>>>>
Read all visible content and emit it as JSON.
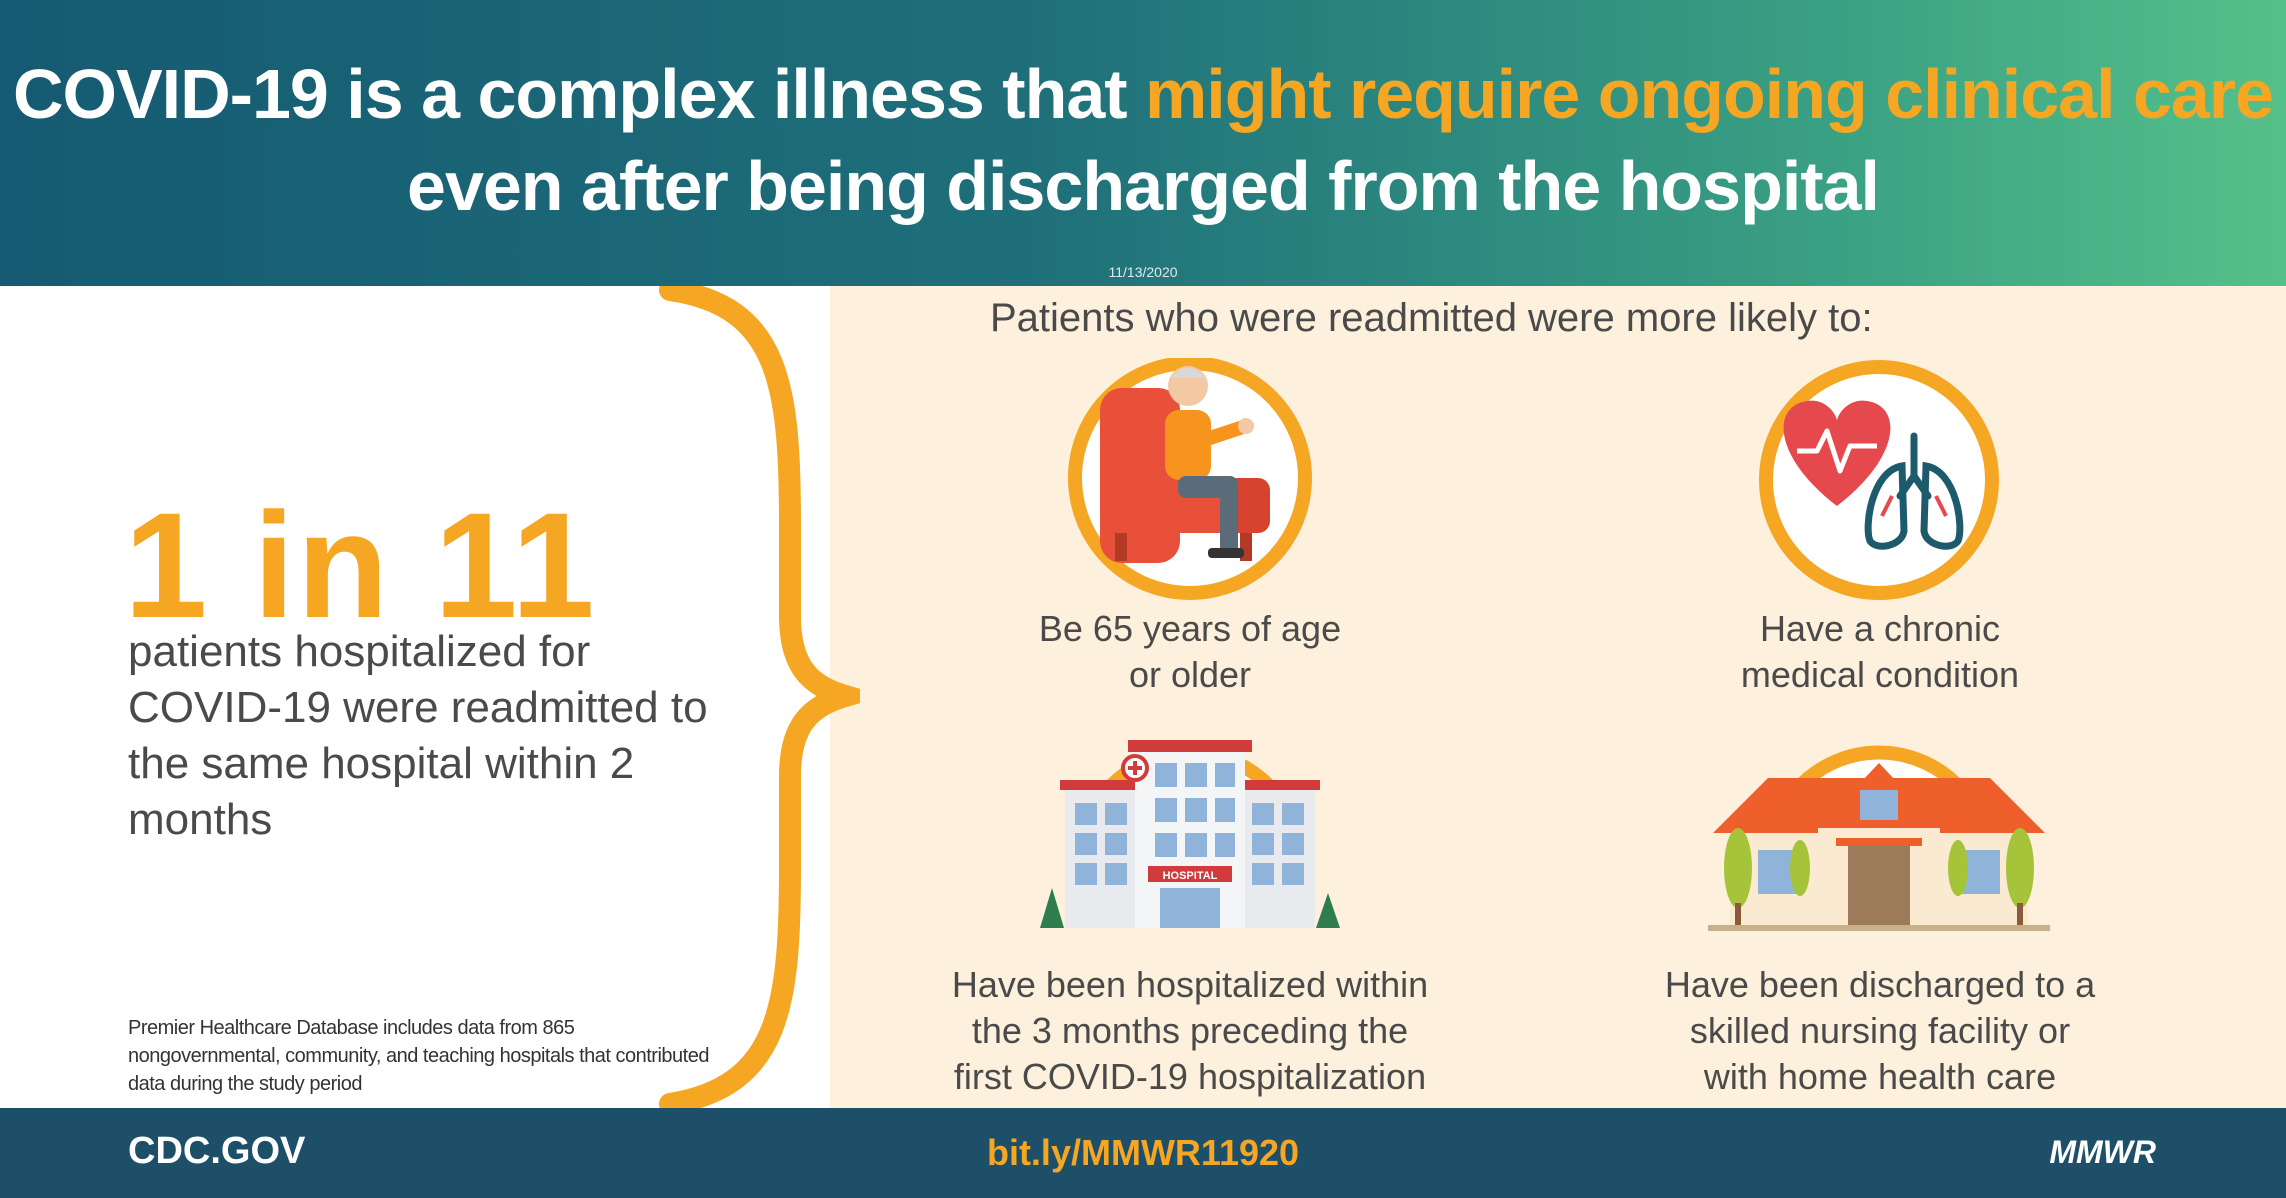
{
  "header": {
    "title_part1": "COVID-19 is a complex illness that ",
    "title_highlight": "might require ongoing clinical care",
    "title_part2": "even after being discharged from the hospital",
    "date": "11/13/2020"
  },
  "stat": {
    "value": "1 in 11",
    "description": "patients hospitalized for COVID-19 were readmitted to the same hospital within 2 months"
  },
  "footnote": "Premier Healthcare Database includes data from 865 nongovernmental, community, and teaching hospitals that contributed data during the study period",
  "risk_section": {
    "title": "Patients who were readmitted were more likely to:",
    "items": [
      {
        "label_line1": "Be 65 years of age",
        "label_line2": "or older",
        "icon": "elderly-person-icon"
      },
      {
        "label_line1": "Have a chronic",
        "label_line2": "medical condition",
        "icon": "heart-lungs-icon"
      },
      {
        "label_line1": "Have been hospitalized within",
        "label_line2": "the 3 months preceding the",
        "label_line3": "first COVID-19 hospitalization",
        "icon": "hospital-building-icon"
      },
      {
        "label_line1": "Have been discharged to a",
        "label_line2": "skilled nursing facility or",
        "label_line3": "with home health care",
        "icon": "house-icon"
      }
    ],
    "hospital_sign": "HOSPITAL"
  },
  "footer": {
    "left": "CDC.GOV",
    "center": "bit.ly/MMWR11920",
    "right": "MMWR"
  },
  "colors": {
    "accent": "#f5a623",
    "teal_dark": "#155a72",
    "teal_light": "#56c08a",
    "footer": "#1d4f68",
    "cream": "#fdf0dd",
    "text": "#4a4a4a"
  }
}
<<<<
▶ [EXERCISE BRIEF]: Find the lines that mention "been" in the entries and show them.

▶ [EXPECTED ANSWER]:
        "label_line1": "Have been hospitalized within",
        "label_line1": "Have been discharged to a",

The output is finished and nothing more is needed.